-- Start of INPUT FOR THIS TASK --
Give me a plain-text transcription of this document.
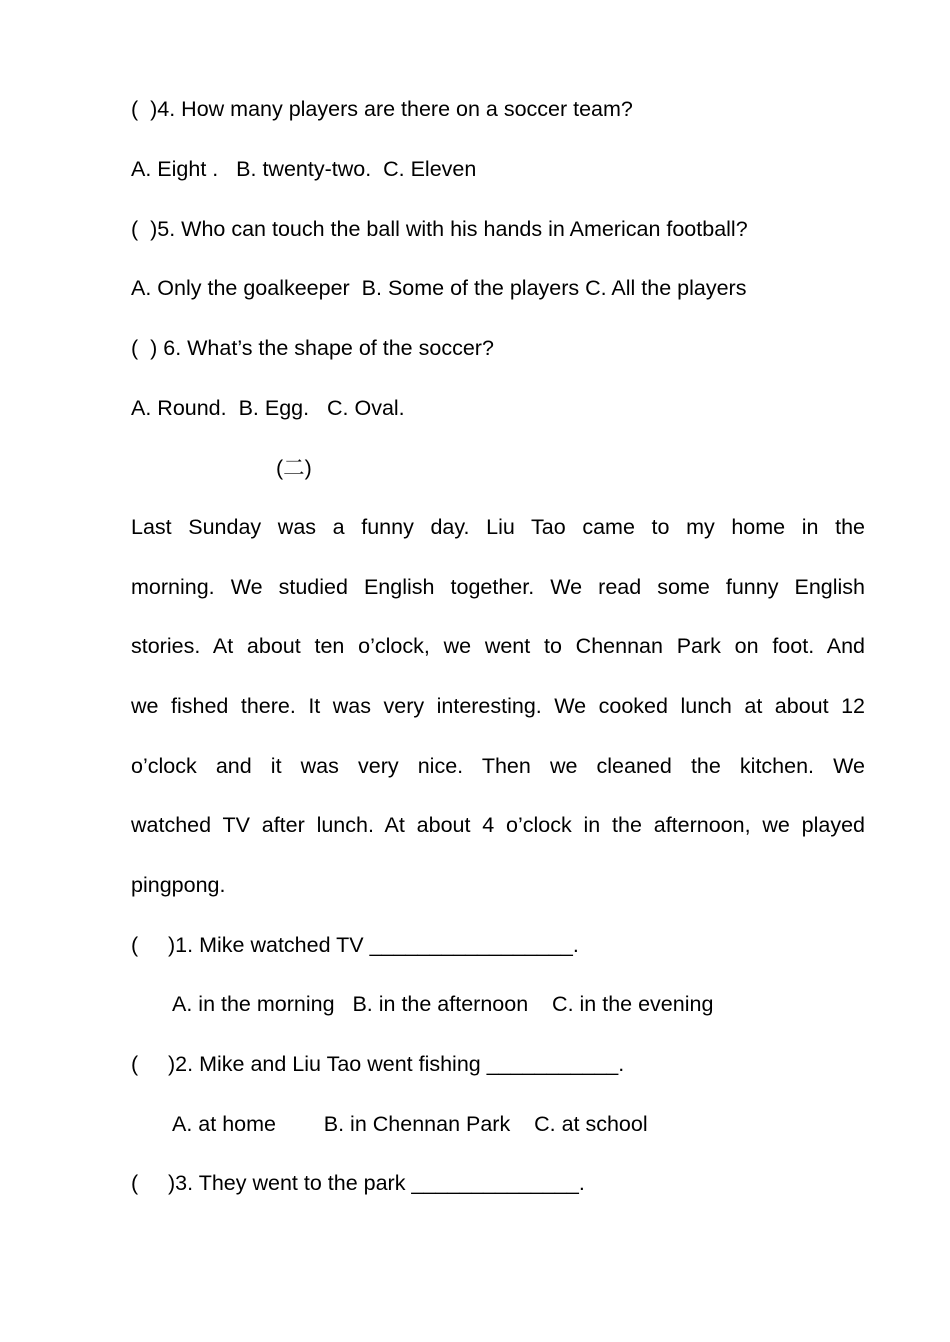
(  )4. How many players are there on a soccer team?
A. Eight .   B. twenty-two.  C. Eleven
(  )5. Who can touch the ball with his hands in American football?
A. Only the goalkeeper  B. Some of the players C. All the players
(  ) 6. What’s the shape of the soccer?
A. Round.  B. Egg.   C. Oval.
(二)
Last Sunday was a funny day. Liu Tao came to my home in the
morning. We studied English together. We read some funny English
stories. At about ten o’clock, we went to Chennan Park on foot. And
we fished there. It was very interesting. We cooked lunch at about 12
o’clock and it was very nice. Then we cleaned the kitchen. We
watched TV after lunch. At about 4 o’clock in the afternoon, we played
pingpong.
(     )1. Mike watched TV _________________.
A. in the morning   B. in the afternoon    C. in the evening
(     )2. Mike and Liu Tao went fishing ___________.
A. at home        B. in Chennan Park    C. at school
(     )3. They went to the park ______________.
-- End of INPUT FOR THIS TASK --
-- Start of INPUT FOR THIS TASK --
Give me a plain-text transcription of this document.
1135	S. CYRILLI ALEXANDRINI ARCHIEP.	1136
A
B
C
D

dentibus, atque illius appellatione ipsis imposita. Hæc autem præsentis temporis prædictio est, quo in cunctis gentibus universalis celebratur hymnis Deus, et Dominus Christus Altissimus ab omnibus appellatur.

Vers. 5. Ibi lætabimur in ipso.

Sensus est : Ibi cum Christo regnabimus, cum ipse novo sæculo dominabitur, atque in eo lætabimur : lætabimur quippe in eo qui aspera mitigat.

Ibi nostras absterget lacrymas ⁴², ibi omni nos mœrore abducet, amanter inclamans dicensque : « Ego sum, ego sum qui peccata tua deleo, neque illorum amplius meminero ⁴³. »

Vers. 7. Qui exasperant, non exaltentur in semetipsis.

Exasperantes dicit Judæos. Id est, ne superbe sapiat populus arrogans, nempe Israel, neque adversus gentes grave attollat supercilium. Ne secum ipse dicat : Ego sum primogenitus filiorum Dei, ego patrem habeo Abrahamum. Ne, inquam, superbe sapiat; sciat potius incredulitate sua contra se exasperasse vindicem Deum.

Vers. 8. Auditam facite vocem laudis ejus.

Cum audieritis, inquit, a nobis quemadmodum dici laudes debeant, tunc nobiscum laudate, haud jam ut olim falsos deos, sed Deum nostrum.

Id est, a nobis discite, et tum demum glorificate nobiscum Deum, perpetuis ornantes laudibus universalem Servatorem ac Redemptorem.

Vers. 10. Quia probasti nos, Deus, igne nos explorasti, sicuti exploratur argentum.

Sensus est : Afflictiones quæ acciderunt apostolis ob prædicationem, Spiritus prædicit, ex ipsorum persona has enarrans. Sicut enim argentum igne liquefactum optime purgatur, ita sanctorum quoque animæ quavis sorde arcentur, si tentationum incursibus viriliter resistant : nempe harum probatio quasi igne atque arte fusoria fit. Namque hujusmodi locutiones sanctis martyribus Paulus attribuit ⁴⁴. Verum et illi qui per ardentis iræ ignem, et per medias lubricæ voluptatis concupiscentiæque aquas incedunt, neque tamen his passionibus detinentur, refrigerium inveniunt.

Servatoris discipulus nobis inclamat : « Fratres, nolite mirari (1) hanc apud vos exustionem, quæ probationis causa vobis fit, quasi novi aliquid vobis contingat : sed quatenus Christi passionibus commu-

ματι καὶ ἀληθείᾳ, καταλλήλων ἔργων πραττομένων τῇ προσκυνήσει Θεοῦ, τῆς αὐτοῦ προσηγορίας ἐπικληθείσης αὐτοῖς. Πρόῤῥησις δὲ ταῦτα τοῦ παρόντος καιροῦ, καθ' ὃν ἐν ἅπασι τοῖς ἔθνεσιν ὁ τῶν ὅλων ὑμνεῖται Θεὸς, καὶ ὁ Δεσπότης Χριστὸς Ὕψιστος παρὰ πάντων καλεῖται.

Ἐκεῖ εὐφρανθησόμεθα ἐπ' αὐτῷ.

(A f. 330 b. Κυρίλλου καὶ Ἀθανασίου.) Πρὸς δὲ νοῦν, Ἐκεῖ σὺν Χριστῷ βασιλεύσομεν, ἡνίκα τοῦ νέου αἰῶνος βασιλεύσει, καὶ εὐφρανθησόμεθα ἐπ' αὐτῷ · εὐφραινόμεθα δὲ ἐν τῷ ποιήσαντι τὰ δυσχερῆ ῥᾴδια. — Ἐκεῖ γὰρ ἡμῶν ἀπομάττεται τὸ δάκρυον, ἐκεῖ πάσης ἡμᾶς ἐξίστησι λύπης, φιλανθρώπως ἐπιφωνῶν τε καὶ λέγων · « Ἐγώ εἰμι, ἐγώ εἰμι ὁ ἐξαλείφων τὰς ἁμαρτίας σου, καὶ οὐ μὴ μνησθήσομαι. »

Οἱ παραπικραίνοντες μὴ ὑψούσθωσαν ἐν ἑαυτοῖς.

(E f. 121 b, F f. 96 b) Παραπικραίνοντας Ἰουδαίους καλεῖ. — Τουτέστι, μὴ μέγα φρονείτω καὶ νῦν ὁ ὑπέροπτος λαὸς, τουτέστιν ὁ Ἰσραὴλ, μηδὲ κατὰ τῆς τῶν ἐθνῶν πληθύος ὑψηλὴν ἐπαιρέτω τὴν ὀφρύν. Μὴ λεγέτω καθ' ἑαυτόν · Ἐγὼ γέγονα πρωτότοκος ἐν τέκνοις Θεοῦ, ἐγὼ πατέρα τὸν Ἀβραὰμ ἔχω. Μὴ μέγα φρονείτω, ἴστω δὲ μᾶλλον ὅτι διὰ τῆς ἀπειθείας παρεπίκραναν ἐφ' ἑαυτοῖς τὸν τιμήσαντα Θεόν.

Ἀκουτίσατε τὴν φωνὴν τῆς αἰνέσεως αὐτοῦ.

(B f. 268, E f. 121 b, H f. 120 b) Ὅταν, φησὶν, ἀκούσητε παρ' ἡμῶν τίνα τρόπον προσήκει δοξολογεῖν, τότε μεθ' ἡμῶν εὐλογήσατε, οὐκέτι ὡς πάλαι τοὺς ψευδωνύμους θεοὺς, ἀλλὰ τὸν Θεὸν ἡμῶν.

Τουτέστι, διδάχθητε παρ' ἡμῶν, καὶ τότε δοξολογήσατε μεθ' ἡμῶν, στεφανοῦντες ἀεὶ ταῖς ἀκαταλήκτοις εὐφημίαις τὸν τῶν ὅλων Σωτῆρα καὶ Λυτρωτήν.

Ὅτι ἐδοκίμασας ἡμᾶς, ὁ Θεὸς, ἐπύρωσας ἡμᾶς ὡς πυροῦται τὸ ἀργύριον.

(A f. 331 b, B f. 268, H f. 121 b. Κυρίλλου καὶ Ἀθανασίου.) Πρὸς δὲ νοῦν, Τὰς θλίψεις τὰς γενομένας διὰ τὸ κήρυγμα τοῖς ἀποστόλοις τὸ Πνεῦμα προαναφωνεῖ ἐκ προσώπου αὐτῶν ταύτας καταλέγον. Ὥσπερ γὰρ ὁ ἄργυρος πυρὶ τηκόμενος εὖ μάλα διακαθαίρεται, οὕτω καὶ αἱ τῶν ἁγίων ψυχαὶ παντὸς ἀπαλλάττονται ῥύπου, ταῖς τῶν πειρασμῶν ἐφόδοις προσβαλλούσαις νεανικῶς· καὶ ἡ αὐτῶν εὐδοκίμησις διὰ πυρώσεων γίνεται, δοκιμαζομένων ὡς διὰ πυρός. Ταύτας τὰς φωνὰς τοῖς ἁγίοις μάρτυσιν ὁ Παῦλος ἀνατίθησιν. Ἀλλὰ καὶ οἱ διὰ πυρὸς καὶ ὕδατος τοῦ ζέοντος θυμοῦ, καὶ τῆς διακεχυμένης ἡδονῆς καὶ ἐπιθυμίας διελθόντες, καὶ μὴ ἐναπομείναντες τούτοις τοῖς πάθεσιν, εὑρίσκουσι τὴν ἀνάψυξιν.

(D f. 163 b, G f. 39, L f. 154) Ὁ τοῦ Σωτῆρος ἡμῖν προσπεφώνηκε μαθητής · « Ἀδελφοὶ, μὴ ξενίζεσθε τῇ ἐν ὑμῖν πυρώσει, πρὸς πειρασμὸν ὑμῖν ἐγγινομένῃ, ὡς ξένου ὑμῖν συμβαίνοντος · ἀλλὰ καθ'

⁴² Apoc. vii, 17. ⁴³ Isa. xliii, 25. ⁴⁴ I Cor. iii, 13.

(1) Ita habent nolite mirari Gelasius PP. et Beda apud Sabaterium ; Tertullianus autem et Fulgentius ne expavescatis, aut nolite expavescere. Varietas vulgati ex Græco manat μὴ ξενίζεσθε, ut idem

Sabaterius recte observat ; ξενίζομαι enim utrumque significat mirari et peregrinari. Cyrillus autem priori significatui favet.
-- End of INPUT FOR THIS TASK --
**WHAT THE EXERCISE ASKS:** Look through the lines above and collect those with the word "nobiscum".

**ANSWER TO THE EXERCISE:**
Cum audieritis, inquit, a nobis quemadmodum dici laudes debeant, tunc nobiscum laudate, haud jam ut olim falsos deos, sed Deum nostrum.
Id est, a nobis discite, et tum demum glorificate nobiscum Deum, perpetuis ornantes laudibus universalem Servatorem ac Redemptorem.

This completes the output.